(Rows from a dataset)

━━━━━━

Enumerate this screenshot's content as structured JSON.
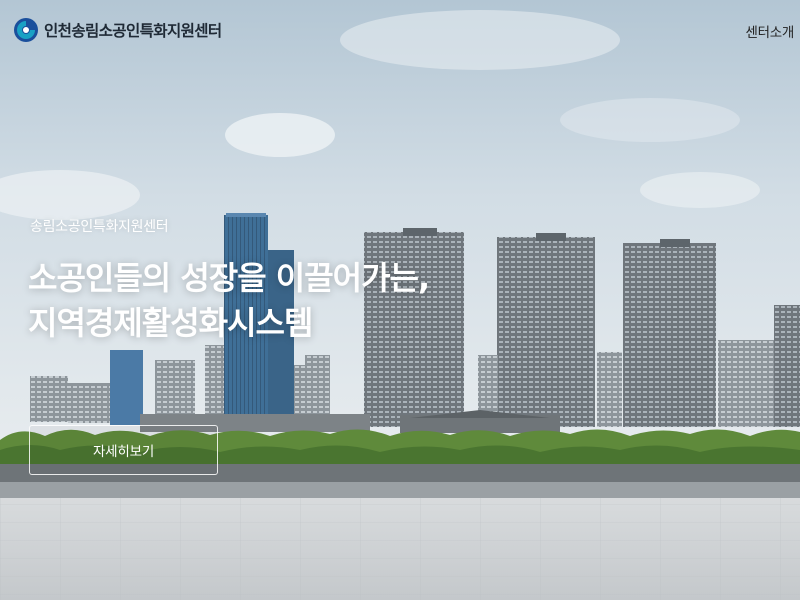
{
  "header": {
    "logo_text": "인천송림소공인특화지원센터",
    "nav": [
      {
        "label": "센터소개"
      }
    ]
  },
  "hero": {
    "subtitle": "송림소공인특화지원센터",
    "title_lines": [
      "소공인들의 성장을 이끌어가는,",
      "지역경제활성화시스템"
    ],
    "cta_label": "자세히보기"
  },
  "colors": {
    "brand_blue": "#1a4f9c",
    "brand_teal": "#19a1c4",
    "sky_top": "#b8c9d6",
    "sky_bottom": "#e3e9ee",
    "hero_text": "#ffffff"
  }
}
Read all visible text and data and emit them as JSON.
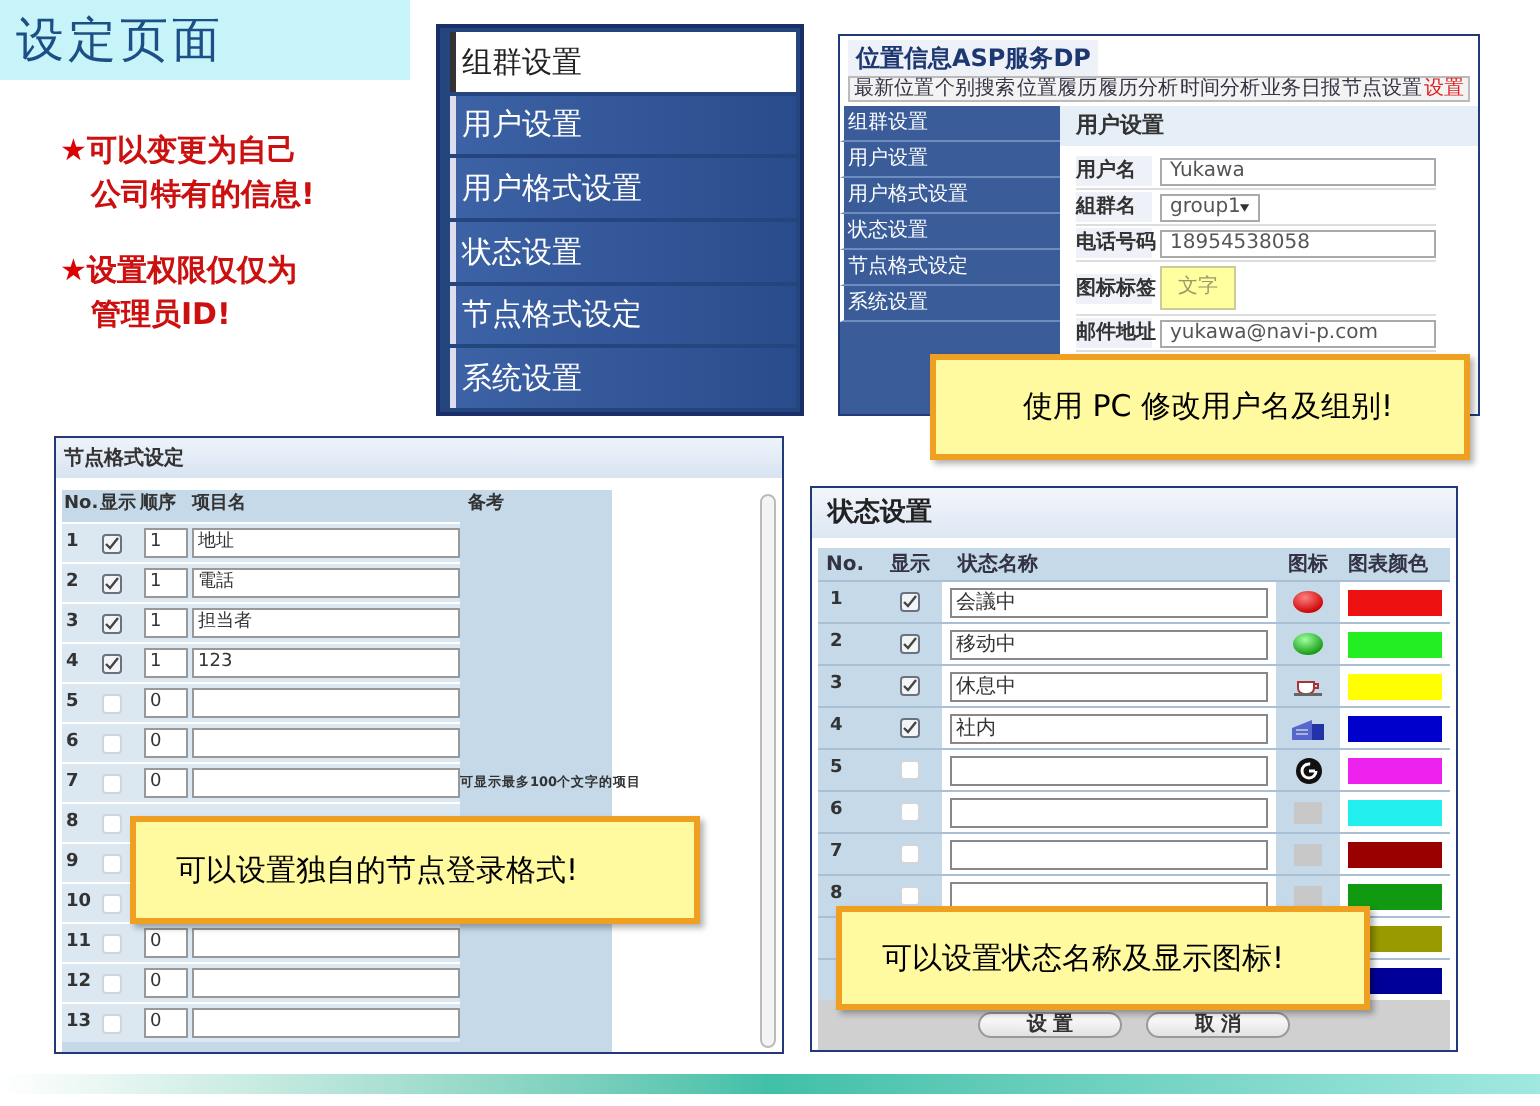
{
  "slide_title": "设定页面",
  "notes": [
    {
      "marker": "★",
      "lines": [
        "可以变更为自己",
        "公司特有的信息!"
      ]
    },
    {
      "marker": "★",
      "lines": [
        "设置权限仅仅为",
        "管理员ID!"
      ]
    }
  ],
  "menu": [
    {
      "label": "组群设置",
      "selected": true
    },
    {
      "label": "用户设置",
      "selected": false
    },
    {
      "label": "用户格式设置",
      "selected": false
    },
    {
      "label": "状态设置",
      "selected": false
    },
    {
      "label": "节点格式设定",
      "selected": false
    },
    {
      "label": "系统设置",
      "selected": false
    }
  ],
  "user_screen": {
    "app_title": "位置信息ASP服务DP",
    "nav": [
      {
        "label": "最新位置",
        "selected": false
      },
      {
        "label": "个别搜索",
        "selected": false
      },
      {
        "label": "位置履历",
        "selected": false
      },
      {
        "label": "履历分析",
        "selected": false
      },
      {
        "label": "时间分析",
        "selected": false
      },
      {
        "label": "业务日报",
        "selected": false
      },
      {
        "label": "节点设置",
        "selected": false
      },
      {
        "label": "设置",
        "selected": true
      }
    ],
    "sidebar": [
      "组群设置",
      "用户设置",
      "用户格式设置",
      "状态设置",
      "节点格式设定",
      "系统设置"
    ],
    "heading": "用户设置",
    "fields": [
      {
        "label": "用户名",
        "kind": "text",
        "value": "Yukawa"
      },
      {
        "label": "組群名",
        "kind": "select",
        "value": "group1"
      },
      {
        "label": "电话号码",
        "kind": "text",
        "value": "18954538058"
      },
      {
        "label": "图标标签",
        "kind": "tag",
        "value": "文字"
      },
      {
        "label": "邮件地址",
        "kind": "text",
        "value": "yukawa@navi-p.com"
      }
    ]
  },
  "callouts": [
    "使用 PC 修改用户名及组别!",
    "可以设置独自的节点登录格式!",
    "可以设置状态名称及显示图标!"
  ],
  "node_format": {
    "heading": "节点格式设定",
    "columns": [
      "No.",
      "显示",
      "顺序",
      "项目名",
      "备考"
    ],
    "remark": "可显示最多100个文字的项目",
    "rows": [
      {
        "no": "1",
        "checked": true,
        "order": "1",
        "name": "地址"
      },
      {
        "no": "2",
        "checked": true,
        "order": "1",
        "name": "電話"
      },
      {
        "no": "3",
        "checked": true,
        "order": "1",
        "name": "担当者"
      },
      {
        "no": "4",
        "checked": true,
        "order": "1",
        "name": "123"
      },
      {
        "no": "5",
        "checked": false,
        "order": "0"
      },
      {
        "no": "6",
        "checked": false,
        "order": "0"
      },
      {
        "no": "7",
        "checked": false,
        "order": "0"
      },
      {
        "no": "8",
        "checked": false
      },
      {
        "no": "9",
        "checked": false
      },
      {
        "no": "10",
        "checked": false
      },
      {
        "no": "11",
        "checked": false,
        "order": "0"
      },
      {
        "no": "12",
        "checked": false,
        "order": "0"
      },
      {
        "no": "13",
        "checked": false,
        "order": "0"
      }
    ]
  },
  "status": {
    "heading": "状态设置",
    "columns": [
      "No.",
      "显示",
      "状态名称",
      "图标",
      "图表颜色"
    ],
    "rows": [
      {
        "no": "1",
        "checked": true,
        "name": "会議中",
        "kind": "red-ball",
        "color": "#ee1111"
      },
      {
        "no": "2",
        "checked": true,
        "name": "移动中",
        "kind": "green-ball",
        "color": "#22ee22"
      },
      {
        "no": "3",
        "checked": true,
        "name": "休息中",
        "kind": "cup",
        "color": "#ffff00"
      },
      {
        "no": "4",
        "checked": true,
        "name": "社内",
        "kind": "building",
        "color": "#0000cc"
      },
      {
        "no": "5",
        "checked": false,
        "kind": "g-badge",
        "color": "#ee22ee"
      },
      {
        "no": "6",
        "checked": false,
        "kind": "blank",
        "color": "#22eeee"
      },
      {
        "no": "7",
        "checked": false,
        "kind": "blank",
        "color": "#990000"
      },
      {
        "no": "8",
        "checked": false,
        "kind": "blank",
        "color": "#119911"
      },
      {
        "kind": "hidden",
        "color": "#999900"
      },
      {
        "kind": "hidden",
        "color": "#000099"
      }
    ],
    "buttons": [
      "设 置",
      "取 消"
    ]
  }
}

━━━━━━

Images should not appear in the copy; retype the listing above exactly.

Enumerate this screenshot's content as structured JSON.
{
  "header": {
    "logo_text": "인천송림소공인특화지원센터",
    "nav": [
      {
        "label": "센터소개"
      }
    ]
  },
  "hero": {
    "subtitle": "송림소공인특화지원센터",
    "title_lines": [
      "소공인들의 성장을 이끌어가는,",
      "지역경제활성화시스템"
    ],
    "cta_label": "자세히보기"
  },
  "colors": {
    "brand_blue": "#1a4f9c",
    "brand_teal": "#19a1c4",
    "sky_top": "#b8c9d6",
    "sky_bottom": "#e3e9ee",
    "hero_text": "#ffffff"
  }
}
Read all visible text and data and emit them as JSON.
{
  "slide_title": "设定页面",
  "notes": [
    {
      "marker": "★",
      "lines": [
        "可以变更为自己",
        "公司特有的信息!"
      ]
    },
    {
      "marker": "★",
      "lines": [
        "设置权限仅仅为",
        "管理员ID!"
      ]
    }
  ],
  "menu": [
    {
      "label": "组群设置",
      "selected": true
    },
    {
      "label": "用户设置",
      "selected": false
    },
    {
      "label": "用户格式设置",
      "selected": false
    },
    {
      "label": "状态设置",
      "selected": false
    },
    {
      "label": "节点格式设定",
      "selected": false
    },
    {
      "label": "系统设置",
      "selected": false
    }
  ],
  "user_screen": {
    "app_title": "位置信息ASP服务DP",
    "nav": [
      {
        "label": "最新位置",
        "selected": false
      },
      {
        "label": "个别搜索",
        "selected": false
      },
      {
        "label": "位置履历",
        "selected": false
      },
      {
        "label": "履历分析",
        "selected": false
      },
      {
        "label": "时间分析",
        "selected": false
      },
      {
        "label": "业务日报",
        "selected": false
      },
      {
        "label": "节点设置",
        "selected": false
      },
      {
        "label": "设置",
        "selected": true
      }
    ],
    "sidebar": [
      "组群设置",
      "用户设置",
      "用户格式设置",
      "状态设置",
      "节点格式设定",
      "系统设置"
    ],
    "heading": "用户设置",
    "fields": [
      {
        "label": "用户名",
        "kind": "text",
        "value": "Yukawa"
      },
      {
        "label": "組群名",
        "kind": "select",
        "value": "group1"
      },
      {
        "label": "电话号码",
        "kind": "text",
        "value": "18954538058"
      },
      {
        "label": "图标标签",
        "kind": "tag",
        "value": "文字"
      },
      {
        "label": "邮件地址",
        "kind": "text",
        "value": "yukawa@navi-p.com"
      }
    ]
  },
  "callouts": [
    "使用 PC 修改用户名及组别!",
    "可以设置独自的节点登录格式!",
    "可以设置状态名称及显示图标!"
  ],
  "node_format": {
    "heading": "节点格式设定",
    "columns": [
      "No.",
      "显示",
      "顺序",
      "项目名",
      "备考"
    ],
    "remark": "可显示最多100个文字的项目",
    "rows": [
      {
        "no": "1",
        "checked": true,
        "order": "1",
        "name": "地址"
      },
      {
        "no": "2",
        "checked": true,
        "order": "1",
        "name": "電話"
      },
      {
        "no": "3",
        "checked": true,
        "order": "1",
        "name": "担当者"
      },
      {
        "no": "4",
        "checked": true,
        "order": "1",
        "name": "123"
      },
      {
        "no": "5",
        "checked": false,
        "order": "0"
      },
      {
        "no": "6",
        "checked": false,
        "order": "0"
      },
      {
        "no": "7",
        "checked": false,
        "order": "0"
      },
      {
        "no": "8",
        "checked": false
      },
      {
        "no": "9",
        "checked": false
      },
      {
        "no": "10",
        "checked": false
      },
      {
        "no": "11",
        "checked": false,
        "order": "0"
      },
      {
        "no": "12",
        "checked": false,
        "order": "0"
      },
      {
        "no": "13",
        "checked": false,
        "order": "0"
      }
    ]
  },
  "status": {
    "heading": "状态设置",
    "columns": [
      "No.",
      "显示",
      "状态名称",
      "图标",
      "图表颜色"
    ],
    "rows": [
      {
        "no": "1",
        "checked": true,
        "name": "会議中",
        "kind": "red-ball",
        "color": "#ee1111"
      },
      {
        "no": "2",
        "checked": true,
        "name": "移动中",
        "kind": "green-ball",
        "color": "#22ee22"
      },
      {
        "no": "3",
        "checked": true,
        "name": "休息中",
        "kind": "cup",
        "color": "#ffff00"
      },
      {
        "no": "4",
        "checked": true,
        "name": "社内",
        "kind": "building",
        "color": "#0000cc"
      },
      {
        "no": "5",
        "checked": false,
        "kind": "g-badge",
        "color": "#ee22ee"
      },
      {
        "no": "6",
        "checked": false,
        "kind": "blank",
        "color": "#22eeee"
      },
      {
        "no": "7",
        "checked": false,
        "kind": "blank",
        "color": "#990000"
      },
      {
        "no": "8",
        "checked": false,
        "kind": "blank",
        "color": "#119911"
      },
      {
        "kind": "hidden",
        "color": "#999900"
      },
      {
        "kind": "hidden",
        "color": "#000099"
      }
    ],
    "buttons": [
      "设 置",
      "取 消"
    ]
  }
}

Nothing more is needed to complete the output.